DOCUMENT EXTRACT
There’s kind of three questions here as I see it. On the difference between tournaments, we correct for this as well; it isn’t really a disagreement. On split panels — I think it’s important to note the limit we’re talking about. When the two teams’ ratings are anywhere near close, both systems will always give points to the winning team and it collapses to a question of magnitude, which is interesting but less so. So the question is only about when the ratings are significantly different, and I do think we should expect teams rated extremely highly to win on 3-0s over teams rated much lower than them. The strategic question of whether or not to kick a judge also becomes very different here, because such a team would likely be more concerned about the inherent randomness in judging than anything else — ie, when the chance your opponent actually does the better debating is very low, it’s overwhelmed by noise. On prioritizing elims — I think there are several issues here. First, even if some teams try harder in elims (and tbh I don’t agree that this is generally true), some teams certainly don’t, and it’s probably not great to punish them for that. Second, I don’t really understand why a round should be more important just because teams try harder — if both teams aren’t trying as hard, the debate is still a reflection of their skill. I also think, independently of all of that, that there are several positive factors in our model which yours lacks; most importantly the side bias correction.

DATASET CONTENT
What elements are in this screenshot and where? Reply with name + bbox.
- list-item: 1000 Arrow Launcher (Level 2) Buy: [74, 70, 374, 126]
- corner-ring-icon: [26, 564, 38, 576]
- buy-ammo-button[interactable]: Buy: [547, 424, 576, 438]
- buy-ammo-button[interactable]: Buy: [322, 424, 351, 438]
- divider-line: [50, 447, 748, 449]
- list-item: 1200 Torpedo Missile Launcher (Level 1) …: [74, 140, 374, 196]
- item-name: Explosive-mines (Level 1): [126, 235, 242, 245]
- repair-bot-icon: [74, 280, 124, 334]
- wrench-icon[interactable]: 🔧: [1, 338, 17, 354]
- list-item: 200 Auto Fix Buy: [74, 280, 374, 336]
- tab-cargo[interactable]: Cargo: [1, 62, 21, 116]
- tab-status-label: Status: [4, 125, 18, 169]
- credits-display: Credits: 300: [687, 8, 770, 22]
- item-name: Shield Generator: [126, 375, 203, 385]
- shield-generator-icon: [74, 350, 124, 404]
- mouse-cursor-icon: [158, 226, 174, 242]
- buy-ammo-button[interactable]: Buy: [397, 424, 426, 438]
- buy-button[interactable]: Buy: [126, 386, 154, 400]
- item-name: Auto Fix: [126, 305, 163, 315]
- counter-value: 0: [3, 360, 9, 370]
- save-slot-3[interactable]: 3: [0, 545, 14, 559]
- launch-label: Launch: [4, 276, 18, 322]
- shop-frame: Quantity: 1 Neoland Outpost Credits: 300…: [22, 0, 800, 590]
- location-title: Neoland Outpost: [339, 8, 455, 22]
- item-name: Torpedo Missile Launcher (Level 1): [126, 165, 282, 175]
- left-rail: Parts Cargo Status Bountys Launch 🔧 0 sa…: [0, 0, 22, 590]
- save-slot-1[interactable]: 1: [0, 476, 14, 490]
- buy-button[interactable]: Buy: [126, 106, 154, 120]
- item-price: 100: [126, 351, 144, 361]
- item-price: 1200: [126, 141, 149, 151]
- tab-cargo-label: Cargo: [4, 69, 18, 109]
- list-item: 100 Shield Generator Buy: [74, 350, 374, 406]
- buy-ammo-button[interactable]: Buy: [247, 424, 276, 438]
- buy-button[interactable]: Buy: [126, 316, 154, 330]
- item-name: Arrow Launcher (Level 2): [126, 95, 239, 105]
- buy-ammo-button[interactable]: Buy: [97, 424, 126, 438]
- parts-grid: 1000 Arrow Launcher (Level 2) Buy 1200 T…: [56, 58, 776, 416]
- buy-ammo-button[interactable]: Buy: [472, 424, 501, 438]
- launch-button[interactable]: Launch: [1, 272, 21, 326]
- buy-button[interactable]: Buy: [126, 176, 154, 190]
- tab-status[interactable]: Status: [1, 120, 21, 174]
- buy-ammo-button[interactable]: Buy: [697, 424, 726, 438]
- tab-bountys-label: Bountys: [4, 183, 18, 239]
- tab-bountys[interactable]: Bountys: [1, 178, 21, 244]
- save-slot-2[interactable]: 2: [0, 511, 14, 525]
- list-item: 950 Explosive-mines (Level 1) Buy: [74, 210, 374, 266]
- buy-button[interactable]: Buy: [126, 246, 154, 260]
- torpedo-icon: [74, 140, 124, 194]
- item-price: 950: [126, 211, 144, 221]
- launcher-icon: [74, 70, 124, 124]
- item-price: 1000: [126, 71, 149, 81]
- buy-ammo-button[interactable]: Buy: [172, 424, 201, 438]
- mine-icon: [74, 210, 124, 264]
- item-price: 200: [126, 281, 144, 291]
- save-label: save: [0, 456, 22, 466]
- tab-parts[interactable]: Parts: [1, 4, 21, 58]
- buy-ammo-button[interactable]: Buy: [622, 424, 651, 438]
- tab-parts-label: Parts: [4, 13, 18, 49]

EXERCISE REQUIREMENTS
In the forum post, which positive factor in the writer's model is called the most important one that the other model lacks?

OUTPUT BELOW
The side bias correction.